(Directions):
Rewrite the data below with every "col-divider" swapped for "column-divider", keeping all else the same. Leave the pictures out.

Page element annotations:
__________________________________________________
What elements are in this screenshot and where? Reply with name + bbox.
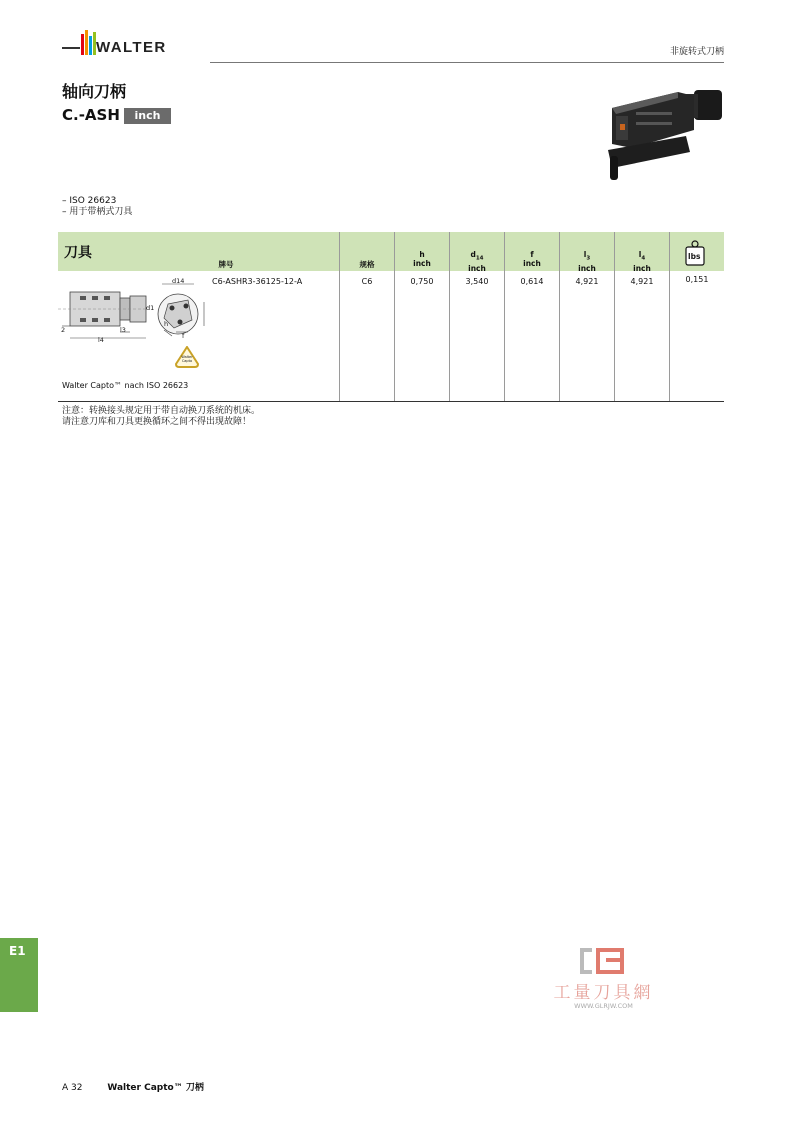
walter-capto-badge (175, 346, 199, 368)
feature-list (62, 196, 132, 218)
dim-label-d14: d14 (172, 277, 185, 285)
col-divider (614, 232, 615, 402)
table-title: 刀具 (64, 245, 92, 261)
walter-logo (62, 30, 196, 58)
page-title: 轴向刀柄 (62, 82, 127, 101)
col-divider (504, 232, 505, 402)
cell-l3: 4,921 (575, 277, 599, 286)
watermark-text: 工量刀具網 (553, 983, 654, 1003)
col-header-size: 规格 (359, 260, 375, 269)
note-line: 注意：转换接头规定用于带自动换刀系统的机床。 (62, 406, 261, 416)
dim-label-l4: l4 (98, 336, 104, 344)
section-tab-label: E1 (9, 944, 26, 958)
table-bottom-rule (58, 401, 724, 402)
col-header-d14: $d_{14}$ inch (468, 250, 486, 273)
col-header-l3: $l_3$ inch (578, 250, 596, 273)
technical-drawing (58, 274, 208, 378)
feature-item: – ISO 26623 (62, 196, 117, 206)
col-divider (449, 232, 450, 402)
watermark-url: WWW.GLRJW.COM (574, 1002, 633, 1010)
dim-label-d1: d1 (146, 304, 155, 312)
product-image (606, 86, 726, 186)
weight-icon-label: lbs (688, 252, 701, 261)
col-divider (394, 232, 395, 402)
product-code: C.-ASH (62, 106, 120, 124)
cell-l4: 4,921 (630, 277, 654, 286)
cell-weight: 0,151 (685, 275, 709, 284)
drawing-caption: Walter Capto™ nach ISO 26623 (62, 381, 189, 390)
feature-item: – 用于带柄式刀具 (62, 207, 133, 217)
dim-label-l3: l3 (120, 326, 126, 334)
dim-label-2: 2 (61, 326, 66, 334)
cell-f: 0,614 (520, 277, 544, 286)
page-number: A 32 (62, 1083, 83, 1093)
dim-label-f: f (182, 332, 185, 340)
col-divider (669, 232, 670, 402)
cell-h: 0,750 (410, 277, 434, 286)
page-footer (62, 1080, 204, 1093)
dim-label-h: h (164, 320, 169, 328)
section-title: 非旋转式刀柄 (669, 47, 724, 57)
col-header-h: h inch (413, 250, 431, 268)
col-divider (339, 232, 340, 402)
note-text (62, 406, 260, 428)
col-header-designation: 牌号 (218, 260, 234, 269)
col-header-f: f inch (523, 250, 541, 268)
cell-size: C6 (361, 277, 373, 286)
section-tab (0, 938, 38, 1012)
unit-badge: inch (124, 108, 171, 124)
watermark-logo (536, 944, 671, 978)
capto-badge-text: Walter Capto (181, 355, 193, 363)
note-line: 请注意刀库和刀具更换循环之间不得出现故障！ (62, 417, 252, 427)
col-divider (559, 232, 560, 402)
watermark (536, 944, 671, 1016)
footer-title: Walter Capto™ 刀柄 (107, 1083, 204, 1093)
cell-designation: C6-ASHR3-36125-12-A (212, 277, 303, 286)
weight-icon (684, 239, 706, 267)
logo-text: WALTER (96, 39, 167, 56)
col-header-l4: $l_4$ inch (633, 250, 651, 273)
cell-d14: 3,540 (465, 277, 489, 286)
header-divider (210, 62, 724, 63)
__________________________________________________
(Result for this exercise):
What elements are in this screenshot and where? Reply with name + bbox.
walter-capto-badge (175, 346, 199, 368)
feature-list (62, 196, 132, 218)
dim-label-d14: d14 (172, 277, 185, 285)
column-divider (614, 232, 615, 402)
table-title: 刀具 (64, 245, 92, 261)
walter-logo (62, 30, 196, 58)
page-title: 轴向刀柄 (62, 82, 127, 101)
column-divider (504, 232, 505, 402)
cell-l3: 4,921 (575, 277, 599, 286)
watermark-text: 工量刀具網 (553, 983, 654, 1003)
col-header-size: 规格 (359, 260, 375, 269)
note-line: 注意：转换接头规定用于带自动换刀系统的机床。 (62, 406, 261, 416)
dim-label-l4: l4 (98, 336, 104, 344)
section-tab-label: E1 (9, 944, 26, 958)
table-bottom-rule (58, 401, 724, 402)
col-header-d14: $d_{14}$ inch (468, 250, 486, 273)
col-header-l3: $l_3$ inch (578, 250, 596, 273)
technical-drawing (58, 274, 208, 378)
feature-item: – ISO 26623 (62, 196, 117, 206)
column-divider (449, 232, 450, 402)
watermark-url: WWW.GLRJW.COM (574, 1002, 633, 1010)
dim-label-d1: d1 (146, 304, 155, 312)
product-image (606, 86, 726, 186)
weight-icon-label: lbs (688, 252, 701, 261)
column-divider (394, 232, 395, 402)
product-code: C.-ASH (62, 106, 120, 124)
cell-l4: 4,921 (630, 277, 654, 286)
cell-weight: 0,151 (685, 275, 709, 284)
drawing-caption: Walter Capto™ nach ISO 26623 (62, 381, 189, 390)
feature-item: – 用于带柄式刀具 (62, 207, 133, 217)
dim-label-l3: l3 (120, 326, 126, 334)
dim-label-2: 2 (61, 326, 66, 334)
cell-f: 0,614 (520, 277, 544, 286)
page-number: A 32 (62, 1083, 83, 1093)
dim-label-f: f (182, 332, 185, 340)
column-divider (669, 232, 670, 402)
cell-h: 0,750 (410, 277, 434, 286)
page-footer (62, 1080, 204, 1093)
dim-label-h: h (164, 320, 169, 328)
section-title: 非旋转式刀柄 (669, 47, 724, 57)
col-header-h: h inch (413, 250, 431, 268)
column-divider (339, 232, 340, 402)
note-text (62, 406, 260, 428)
col-header-designation: 牌号 (218, 260, 234, 269)
col-header-f: f inch (523, 250, 541, 268)
cell-size: C6 (361, 277, 373, 286)
section-tab (0, 938, 38, 1012)
unit-badge: inch (124, 108, 171, 124)
watermark-logo (536, 944, 671, 978)
capto-badge-text: Walter Capto (181, 355, 193, 363)
note-line: 请注意刀库和刀具更换循环之间不得出现故障！ (62, 417, 252, 427)
column-divider (559, 232, 560, 402)
watermark (536, 944, 671, 1016)
footer-title: Walter Capto™ 刀柄 (107, 1083, 204, 1093)
cell-designation: C6-ASHR3-36125-12-A (212, 277, 303, 286)
weight-icon (684, 239, 706, 267)
logo-text: WALTER (96, 39, 167, 56)
col-header-l4: $l_4$ inch (633, 250, 651, 273)
cell-d14: 3,540 (465, 277, 489, 286)
header-divider (210, 62, 724, 63)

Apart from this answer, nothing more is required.